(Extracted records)
= = = = = = =

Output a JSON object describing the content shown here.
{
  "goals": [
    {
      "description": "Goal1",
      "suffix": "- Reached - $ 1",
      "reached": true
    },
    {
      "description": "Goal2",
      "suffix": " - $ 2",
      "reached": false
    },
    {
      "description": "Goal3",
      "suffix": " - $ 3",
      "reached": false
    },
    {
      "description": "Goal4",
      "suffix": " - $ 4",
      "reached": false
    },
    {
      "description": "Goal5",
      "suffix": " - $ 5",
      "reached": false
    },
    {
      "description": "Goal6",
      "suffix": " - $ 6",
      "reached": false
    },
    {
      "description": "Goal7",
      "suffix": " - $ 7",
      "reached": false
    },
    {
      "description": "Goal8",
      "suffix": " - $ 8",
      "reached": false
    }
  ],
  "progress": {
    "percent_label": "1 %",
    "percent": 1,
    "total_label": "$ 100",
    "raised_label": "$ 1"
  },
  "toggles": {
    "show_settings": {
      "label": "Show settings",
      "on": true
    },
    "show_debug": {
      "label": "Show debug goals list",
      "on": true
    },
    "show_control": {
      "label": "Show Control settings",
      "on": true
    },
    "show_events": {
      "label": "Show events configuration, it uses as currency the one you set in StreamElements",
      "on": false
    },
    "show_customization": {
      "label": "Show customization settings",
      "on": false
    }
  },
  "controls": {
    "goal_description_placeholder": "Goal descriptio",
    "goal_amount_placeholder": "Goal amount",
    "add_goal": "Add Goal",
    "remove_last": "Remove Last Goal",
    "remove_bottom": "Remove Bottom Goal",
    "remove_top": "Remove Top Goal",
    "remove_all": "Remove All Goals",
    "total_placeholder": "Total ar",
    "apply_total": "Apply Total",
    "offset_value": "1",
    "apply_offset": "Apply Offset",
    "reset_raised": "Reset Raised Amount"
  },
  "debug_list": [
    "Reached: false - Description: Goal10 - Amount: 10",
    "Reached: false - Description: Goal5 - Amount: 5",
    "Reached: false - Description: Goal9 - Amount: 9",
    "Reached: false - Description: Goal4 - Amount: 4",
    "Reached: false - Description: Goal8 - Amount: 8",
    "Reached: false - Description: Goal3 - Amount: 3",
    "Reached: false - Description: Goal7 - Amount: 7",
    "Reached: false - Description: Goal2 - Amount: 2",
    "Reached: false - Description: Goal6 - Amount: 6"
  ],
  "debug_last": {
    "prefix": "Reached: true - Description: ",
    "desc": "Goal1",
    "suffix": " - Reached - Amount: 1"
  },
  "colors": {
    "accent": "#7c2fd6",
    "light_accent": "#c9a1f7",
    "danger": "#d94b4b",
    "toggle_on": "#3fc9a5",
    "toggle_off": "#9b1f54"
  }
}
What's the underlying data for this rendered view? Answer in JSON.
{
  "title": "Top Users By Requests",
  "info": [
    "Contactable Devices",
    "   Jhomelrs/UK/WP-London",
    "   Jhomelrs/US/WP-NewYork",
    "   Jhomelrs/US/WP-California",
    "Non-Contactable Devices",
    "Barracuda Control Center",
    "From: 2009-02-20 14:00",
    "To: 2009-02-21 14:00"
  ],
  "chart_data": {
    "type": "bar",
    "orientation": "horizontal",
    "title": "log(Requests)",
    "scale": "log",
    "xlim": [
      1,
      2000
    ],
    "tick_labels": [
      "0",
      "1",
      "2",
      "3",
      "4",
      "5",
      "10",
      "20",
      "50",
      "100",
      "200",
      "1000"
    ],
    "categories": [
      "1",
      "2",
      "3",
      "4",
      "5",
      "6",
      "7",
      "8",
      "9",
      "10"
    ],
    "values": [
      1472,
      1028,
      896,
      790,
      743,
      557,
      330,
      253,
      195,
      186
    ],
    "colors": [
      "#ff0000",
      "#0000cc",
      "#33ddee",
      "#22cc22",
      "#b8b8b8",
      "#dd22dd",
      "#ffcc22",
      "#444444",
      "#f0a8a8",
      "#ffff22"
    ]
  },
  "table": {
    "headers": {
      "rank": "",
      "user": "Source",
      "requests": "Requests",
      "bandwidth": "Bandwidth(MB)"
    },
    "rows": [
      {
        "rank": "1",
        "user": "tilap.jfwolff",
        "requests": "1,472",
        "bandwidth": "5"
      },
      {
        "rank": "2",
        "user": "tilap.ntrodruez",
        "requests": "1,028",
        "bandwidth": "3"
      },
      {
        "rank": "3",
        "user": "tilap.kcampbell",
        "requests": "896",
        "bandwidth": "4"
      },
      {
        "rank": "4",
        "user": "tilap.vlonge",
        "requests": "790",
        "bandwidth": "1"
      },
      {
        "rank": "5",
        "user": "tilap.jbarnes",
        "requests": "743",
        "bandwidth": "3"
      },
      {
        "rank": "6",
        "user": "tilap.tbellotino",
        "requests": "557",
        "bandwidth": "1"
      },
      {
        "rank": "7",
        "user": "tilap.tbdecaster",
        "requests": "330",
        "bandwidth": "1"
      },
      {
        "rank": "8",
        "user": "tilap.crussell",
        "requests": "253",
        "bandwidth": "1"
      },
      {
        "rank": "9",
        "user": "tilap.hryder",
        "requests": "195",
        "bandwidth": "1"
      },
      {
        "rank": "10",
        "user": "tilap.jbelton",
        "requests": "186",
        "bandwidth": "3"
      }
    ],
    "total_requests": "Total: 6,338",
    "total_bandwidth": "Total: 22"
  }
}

= = = = = = =

INSTRUCTIONS FOR THE TASK: Your task is to print the whole listing again exactly.

ANSWER FOR THIS EXERCISE:
Output a JSON object describing the content shown here.
{
  "goals": [
    {
      "description": "Goal1",
      "suffix": "- Reached - $ 1",
      "reached": true
    },
    {
      "description": "Goal2",
      "suffix": " - $ 2",
      "reached": false
    },
    {
      "description": "Goal3",
      "suffix": " - $ 3",
      "reached": false
    },
    {
      "description": "Goal4",
      "suffix": " - $ 4",
      "reached": false
    },
    {
      "description": "Goal5",
      "suffix": " - $ 5",
      "reached": false
    },
    {
      "description": "Goal6",
      "suffix": " - $ 6",
      "reached": false
    },
    {
      "description": "Goal7",
      "suffix": " - $ 7",
      "reached": false
    },
    {
      "description": "Goal8",
      "suffix": " - $ 8",
      "reached": false
    }
  ],
  "progress": {
    "percent_label": "1 %",
    "percent": 1,
    "total_label": "$ 100",
    "raised_label": "$ 1"
  },
  "toggles": {
    "show_settings": {
      "label": "Show settings",
      "on": true
    },
    "show_debug": {
      "label": "Show debug goals list",
      "on": true
    },
    "show_control": {
      "label": "Show Control settings",
      "on": true
    },
    "show_events": {
      "label": "Show events configuration, it uses as currency the one you set in StreamElements",
      "on": false
    },
    "show_customization": {
      "label": "Show customization settings",
      "on": false
    }
  },
  "controls": {
    "goal_description_placeholder": "Goal descriptio",
    "goal_amount_placeholder": "Goal amount",
    "add_goal": "Add Goal",
    "remove_last": "Remove Last Goal",
    "remove_bottom": "Remove Bottom Goal",
    "remove_top": "Remove Top Goal",
    "remove_all": "Remove All Goals",
    "total_placeholder": "Total ar",
    "apply_total": "Apply Total",
    "offset_value": "1",
    "apply_offset": "Apply Offset",
    "reset_raised": "Reset Raised Amount"
  },
  "debug_list": [
    "Reached: false - Description: Goal10 - Amount: 10",
    "Reached: false - Description: Goal5 - Amount: 5",
    "Reached: false - Description: Goal9 - Amount: 9",
    "Reached: false - Description: Goal4 - Amount: 4",
    "Reached: false - Description: Goal8 - Amount: 8",
    "Reached: false - Description: Goal3 - Amount: 3",
    "Reached: false - Description: Goal7 - Amount: 7",
    "Reached: false - Description: Goal2 - Amount: 2",
    "Reached: false - Description: Goal6 - Amount: 6"
  ],
  "debug_last": {
    "prefix": "Reached: true - Description: ",
    "desc": "Goal1",
    "suffix": " - Reached - Amount: 1"
  },
  "colors": {
    "accent": "#7c2fd6",
    "light_accent": "#c9a1f7",
    "danger": "#d94b4b",
    "toggle_on": "#3fc9a5",
    "toggle_off": "#9b1f54"
  }
}
What's the underlying data for this rendered view? Answer in JSON.
{
  "title": "Top Users By Requests",
  "info": [
    "Contactable Devices",
    "   Jhomelrs/UK/WP-London",
    "   Jhomelrs/US/WP-NewYork",
    "   Jhomelrs/US/WP-California",
    "Non-Contactable Devices",
    "Barracuda Control Center",
    "From: 2009-02-20 14:00",
    "To: 2009-02-21 14:00"
  ],
  "chart_data": {
    "type": "bar",
    "orientation": "horizontal",
    "title": "log(Requests)",
    "scale": "log",
    "xlim": [
      1,
      2000
    ],
    "tick_labels": [
      "0",
      "1",
      "2",
      "3",
      "4",
      "5",
      "10",
      "20",
      "50",
      "100",
      "200",
      "1000"
    ],
    "categories": [
      "1",
      "2",
      "3",
      "4",
      "5",
      "6",
      "7",
      "8",
      "9",
      "10"
    ],
    "values": [
      1472,
      1028,
      896,
      790,
      743,
      557,
      330,
      253,
      195,
      186
    ],
    "colors": [
      "#ff0000",
      "#0000cc",
      "#33ddee",
      "#22cc22",
      "#b8b8b8",
      "#dd22dd",
      "#ffcc22",
      "#444444",
      "#f0a8a8",
      "#ffff22"
    ]
  },
  "table": {
    "headers": {
      "rank": "",
      "user": "Source",
      "requests": "Requests",
      "bandwidth": "Bandwidth(MB)"
    },
    "rows": [
      {
        "rank": "1",
        "user": "tilap.jfwolff",
        "requests": "1,472",
        "bandwidth": "5"
      },
      {
        "rank": "2",
        "user": "tilap.ntrodruez",
        "requests": "1,028",
        "bandwidth": "3"
      },
      {
        "rank": "3",
        "user": "tilap.kcampbell",
        "requests": "896",
        "bandwidth": "4"
      },
      {
        "rank": "4",
        "user": "tilap.vlonge",
        "requests": "790",
        "bandwidth": "1"
      },
      {
        "rank": "5",
        "user": "tilap.jbarnes",
        "requests": "743",
        "bandwidth": "3"
      },
      {
        "rank": "6",
        "user": "tilap.tbellotino",
        "requests": "557",
        "bandwidth": "1"
      },
      {
        "rank": "7",
        "user": "tilap.tbdecaster",
        "requests": "330",
        "bandwidth": "1"
      },
      {
        "rank": "8",
        "user": "tilap.crussell",
        "requests": "253",
        "bandwidth": "1"
      },
      {
        "rank": "9",
        "user": "tilap.hryder",
        "requests": "195",
        "bandwidth": "1"
      },
      {
        "rank": "10",
        "user": "tilap.jbelton",
        "requests": "186",
        "bandwidth": "3"
      }
    ],
    "total_requests": "Total: 6,338",
    "total_bandwidth": "Total: 22"
  }
}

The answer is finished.